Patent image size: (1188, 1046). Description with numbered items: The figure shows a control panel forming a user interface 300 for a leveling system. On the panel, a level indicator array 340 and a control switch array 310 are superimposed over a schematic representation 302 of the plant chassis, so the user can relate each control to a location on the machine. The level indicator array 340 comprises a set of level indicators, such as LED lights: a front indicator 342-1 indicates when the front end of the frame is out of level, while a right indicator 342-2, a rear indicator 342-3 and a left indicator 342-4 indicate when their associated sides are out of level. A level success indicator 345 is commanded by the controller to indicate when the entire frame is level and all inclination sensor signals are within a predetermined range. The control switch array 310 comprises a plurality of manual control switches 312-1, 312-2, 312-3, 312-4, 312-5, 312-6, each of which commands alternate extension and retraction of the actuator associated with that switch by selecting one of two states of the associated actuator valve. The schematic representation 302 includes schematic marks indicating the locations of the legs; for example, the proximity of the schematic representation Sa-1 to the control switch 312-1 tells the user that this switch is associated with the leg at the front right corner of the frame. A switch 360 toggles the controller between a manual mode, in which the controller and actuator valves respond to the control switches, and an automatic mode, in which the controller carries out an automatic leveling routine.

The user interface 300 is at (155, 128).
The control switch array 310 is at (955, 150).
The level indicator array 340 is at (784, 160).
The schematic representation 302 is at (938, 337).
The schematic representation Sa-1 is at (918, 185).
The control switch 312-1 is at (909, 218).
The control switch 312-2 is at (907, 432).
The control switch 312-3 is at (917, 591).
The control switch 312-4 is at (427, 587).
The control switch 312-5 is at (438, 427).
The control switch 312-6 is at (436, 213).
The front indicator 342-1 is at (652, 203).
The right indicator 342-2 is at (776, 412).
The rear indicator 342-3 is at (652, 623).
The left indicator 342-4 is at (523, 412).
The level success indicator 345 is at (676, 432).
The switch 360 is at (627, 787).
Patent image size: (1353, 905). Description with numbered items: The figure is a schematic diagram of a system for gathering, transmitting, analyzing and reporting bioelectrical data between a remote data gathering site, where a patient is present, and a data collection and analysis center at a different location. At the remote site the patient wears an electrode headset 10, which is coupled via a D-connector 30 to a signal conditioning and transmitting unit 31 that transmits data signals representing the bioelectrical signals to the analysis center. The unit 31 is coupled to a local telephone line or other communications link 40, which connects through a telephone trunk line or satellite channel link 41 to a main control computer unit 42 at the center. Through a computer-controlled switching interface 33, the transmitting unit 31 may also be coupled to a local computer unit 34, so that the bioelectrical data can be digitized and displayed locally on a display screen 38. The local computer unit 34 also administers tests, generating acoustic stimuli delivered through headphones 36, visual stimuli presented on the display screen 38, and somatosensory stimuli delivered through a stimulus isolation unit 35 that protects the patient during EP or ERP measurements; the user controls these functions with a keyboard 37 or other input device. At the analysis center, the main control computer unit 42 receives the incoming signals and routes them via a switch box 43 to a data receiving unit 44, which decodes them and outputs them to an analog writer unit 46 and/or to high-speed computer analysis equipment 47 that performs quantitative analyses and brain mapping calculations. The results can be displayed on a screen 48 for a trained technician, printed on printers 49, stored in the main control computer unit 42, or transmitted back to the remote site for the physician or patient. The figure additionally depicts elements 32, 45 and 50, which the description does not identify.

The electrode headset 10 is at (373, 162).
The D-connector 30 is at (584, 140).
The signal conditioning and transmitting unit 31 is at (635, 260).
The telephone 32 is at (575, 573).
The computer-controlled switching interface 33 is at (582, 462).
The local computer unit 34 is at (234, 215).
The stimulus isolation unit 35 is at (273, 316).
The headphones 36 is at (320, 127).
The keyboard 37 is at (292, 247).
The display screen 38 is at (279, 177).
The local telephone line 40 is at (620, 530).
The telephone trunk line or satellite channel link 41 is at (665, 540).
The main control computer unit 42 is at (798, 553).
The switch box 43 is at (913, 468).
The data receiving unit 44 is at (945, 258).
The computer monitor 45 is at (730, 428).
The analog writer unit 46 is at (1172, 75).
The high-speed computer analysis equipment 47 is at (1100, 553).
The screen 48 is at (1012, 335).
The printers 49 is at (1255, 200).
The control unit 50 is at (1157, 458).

WHAT IS NEEDED. Which lines in the entries above contain the string "success"? Copy each of them in full, and treat uppercase and lowercase letters as different.

FINAL ANSWER.
Patent image size: (1188, 1046). Description with numbered items: The figure shows a control panel forming a user interface 300 for a leveling system. On the panel, a level indicator array 340 and a control switch array 310 are superimposed over a schematic representation 302 of the plant chassis, so the user can relate each control to a location on the machine. The level indicator array 340 comprises a set of level indicators, such as LED lights: a front indicator 342-1 indicates when the front end of the frame is out of level, while a right indicator 342-2, a rear indicator 342-3 and a left indicator 342-4 indicate when their associated sides are out of level. A level success indicator 345 is commanded by the controller to indicate when the entire frame is level and all inclination sensor signals are within a predetermined range. The control switch array 310 comprises a plurality of manual control switches 312-1, 312-2, 312-3, 312-4, 312-5, 312-6, each of which commands alternate extension and retraction of the actuator associated with that switch by selecting one of two states of the associated actuator valve. The schematic representation 302 includes schematic marks indicating the locations of the legs; for example, the proximity of the schematic representation Sa-1 to the control switch 312-1 tells the user that this switch is associated with the leg at the front right corner of the frame. A switch 360 toggles the controller between a manual mode, in which the controller and actuator valves respond to the control switches, and an automatic mode, in which the controller carries out an automatic leveling routine.
The level success indicator 345 is at (676, 432).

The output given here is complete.